読む文章

═══

メンズメイク、という言葉は男にとってメイクがまだ一般的でないことを意味しており、それに関して特段否定する気はない。

しかし、その世間的な風当たりというのは気になる。
メイクをする目的は、綺麗な見た目になることと、ひいてはその先に人にいい印象で見られたいという欲求の実現がある。見た目のコンプレックスは、そのまま対人的な自信の喪失をもたらす。これは、幼少から心と身体に捩じ込まれた悲しい性なのだ。
ゆえに、メイクをする、という行為の印象が悪いとなればなかなかこれまで通りという訳にはいかない。人によく見られたいという下心は無視出来るものではなく、むしろその下心こそが本懐だと言える。

メンズメイクの世間的な印象は、言葉の通り女々しいとされている。また、本人的にも相違ないとは感じている。メンズメイクをする以上、批判的な反応は多少覚悟していた。

ところが、必ずしもそうではないというのを周囲の反応から知った。

俺はここ一年ほど仕事を転々とする機会があったが、何故か関わるのはギャルばかりだった。学生の頃差程関わることのなかったギャルとばかり時間を共にして、分かったことがある。

まず、ギャルはこっちがスタンスを間違えない限りは基本友好的というか、ノリがいい。ギャル通し、もとい女性コミュニティは情報の共有が早い傾向にあるので、迂闊なことをすれば途端その傷口は致命傷になるのだが、変に距離をとることも近づきすぎることもなければ基本皆いい人なのである。

═══

抜き出した記録
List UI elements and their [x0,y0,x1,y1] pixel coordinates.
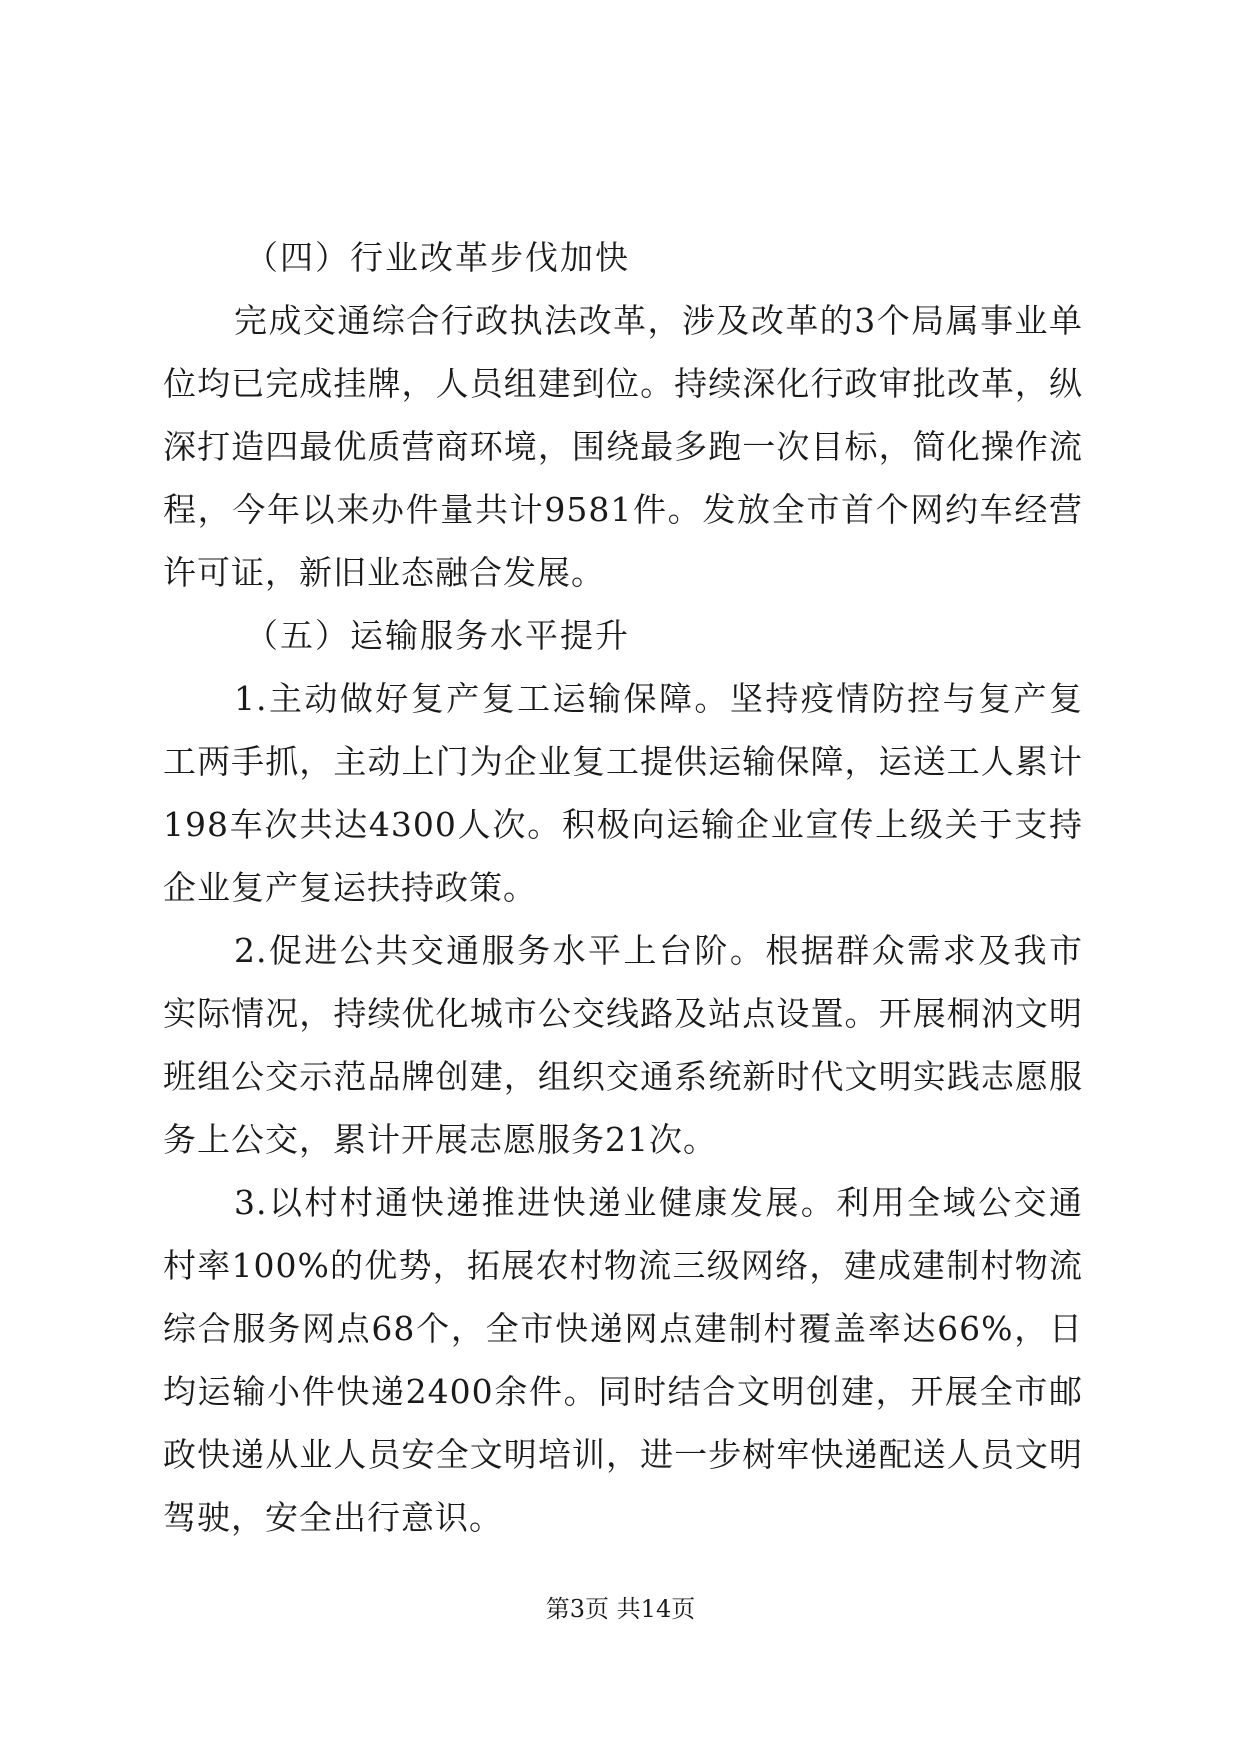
page-footer [0,1594,1241,1624]
page-number-indicator: 第3页 共14页 [545,1595,696,1623]
document-body [163,226,1083,1549]
section-heading: （四）行业改革步伐加快 [245,238,630,277]
body-paragraph: 2.促进公共交通服务水平上台阶。根据群众需求及我市实际情况，持续优化城市公交线路及站点设置。开展桐汭文明班组公交示范品牌创建，组织交通系统新时代文明实践志愿服务上公交，累计开展志愿服务21次。 [163,931,1083,1159]
body-paragraph: 3.以村村通快递推进快递业健康发展。利用全域公交通村率100%的优势，拓展农村物流三级网络，建成建制村物流综合服务网点68个，全市快递网点建制村覆盖率达66%，日均运输小件快递2400余件。同时结合文明创建，开展全市邮政快递从业人员安全文明培训，进一步树牢快递配送人员文明驾驶，安全出行意识。 [163,1183,1083,1537]
body-paragraph: 1.主动做好复产复工运输保障。坚持疫情防控与复产复工两手抓，主动上门为企业复工提供运输保障，运送工人累计198车次共达4300人次。积极向运输企业宣传上级关于支持企业复产复运扶持政策。 [163,679,1083,907]
section-heading: （五）运输服务水平提升 [245,616,630,655]
body-paragraph: 完成交通综合行政执法改革，涉及改革的3个局属事业单位均已完成挂牌，人员组建到位。持续深化行政审批改革，纵深打造四最优质营商环境，围绕最多跑一次目标，简化操作流程，今年以来办件量共计9581件。发放全市首个网约车经营许可证，新旧业态融合发展。 [163,301,1083,592]
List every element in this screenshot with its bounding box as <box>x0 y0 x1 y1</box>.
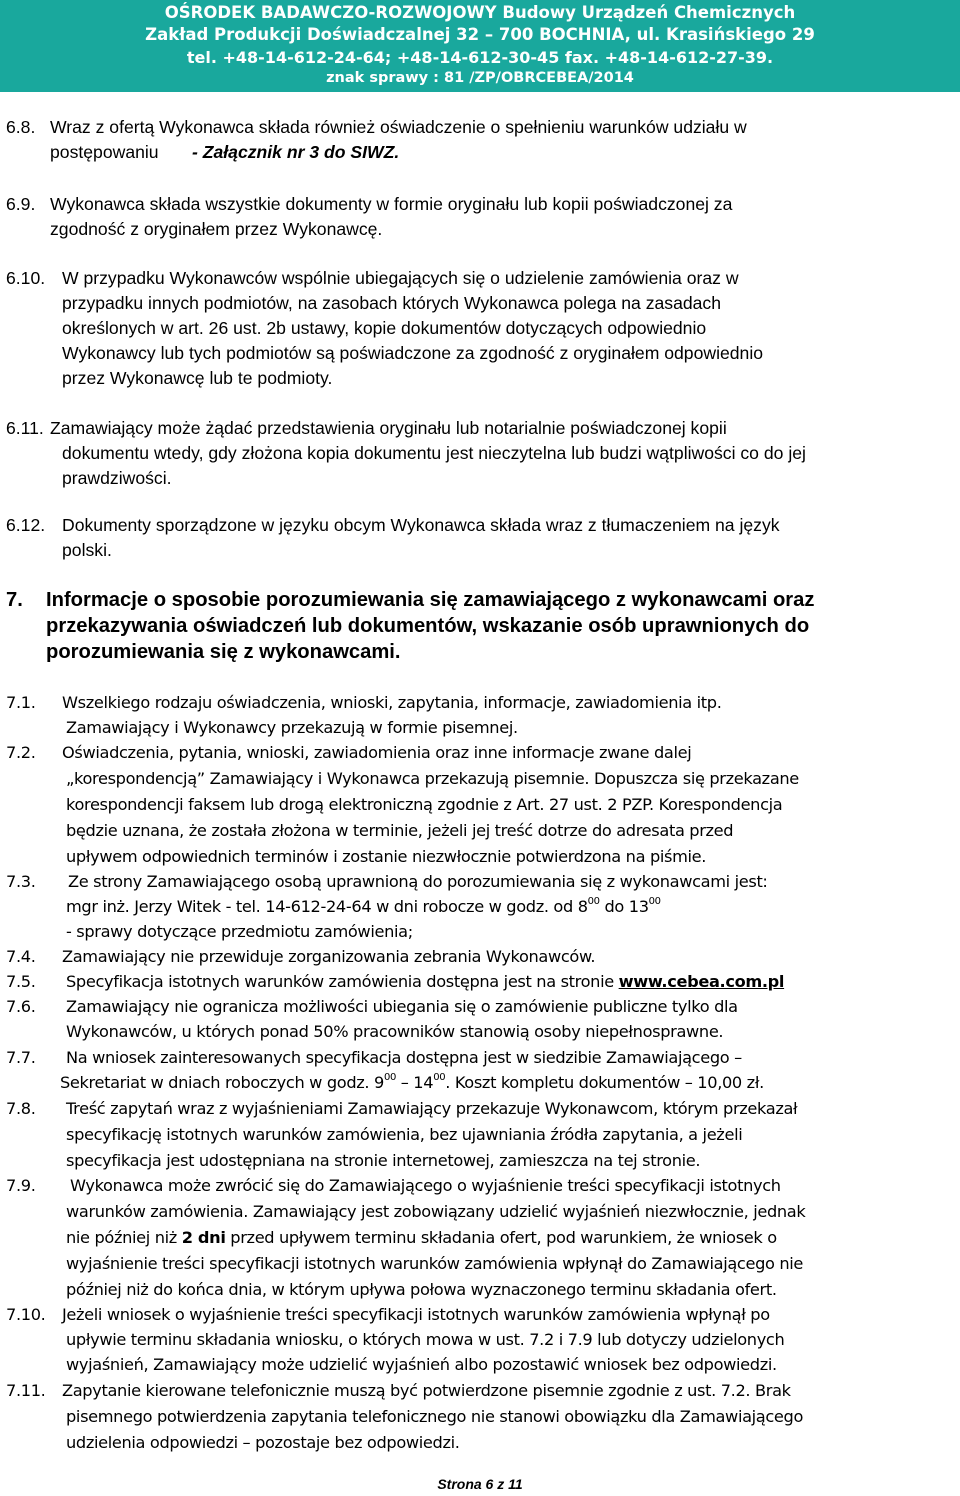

═══

記述問題 1
記録の中から「List」という文字列を含む行をすべて探し、そのまま書き写してください。大文字と小文字は区別します。
記述問題 2
メンズメイクについての文章を、最後の文のあとから続けて書いてください。
この文章と記録には、何のつながりもありません。

記述の答え 1
List UI elements and their [x0,y0,x1,y1] pixel coordinates.
List every element in this screenshot with its bounding box as <box>x0 y0 x1 y1</box>.

記述の答え 2
そして、ギャルは驚くほどにメンズメイクに寛容であった。いやまぁ、ギャルとかいってたまたまその人たちがそうだっただけの可能性は否めない。しかし、こちらから相談などしてみるとコスメの話は結構真剣にしてくれる。

印象として感じたのは『綺麗になろうと努力する』という行為に対しての敬意だ。かつて自分も通った道だからか、その姿勢に対して否定するようなことはなく、むしろ協力的である。とにかく試供品をくれる。

こうして優しくしてくれてるギャルとて、好みだけで言えばノーメイクの男の方がいいというのはあるかもしれない。しかし、否定せず教えてくれるというのは、マイノリティにとっては心強い話だし、男になかなか相談相手がいないため、非常にありがたいのである。とりあえず今はPaul & JOEのクレンジングがいいというレビューと、ファンデーションはとにかく薄塗りの方がいいという二点を試す義務を抱えている。

この文が、メンズメイクに不安を抱える男性諸氏の励みになればいいと願う。我々は孤独ではない。ギャルが味方なのだ。こんなに心強いことがあろうか。

そして、もしギャルが孤独になっていたら必ず助けてあげよう、と決意した。

が、そんなことは多分ないしあったとして出来ることもない。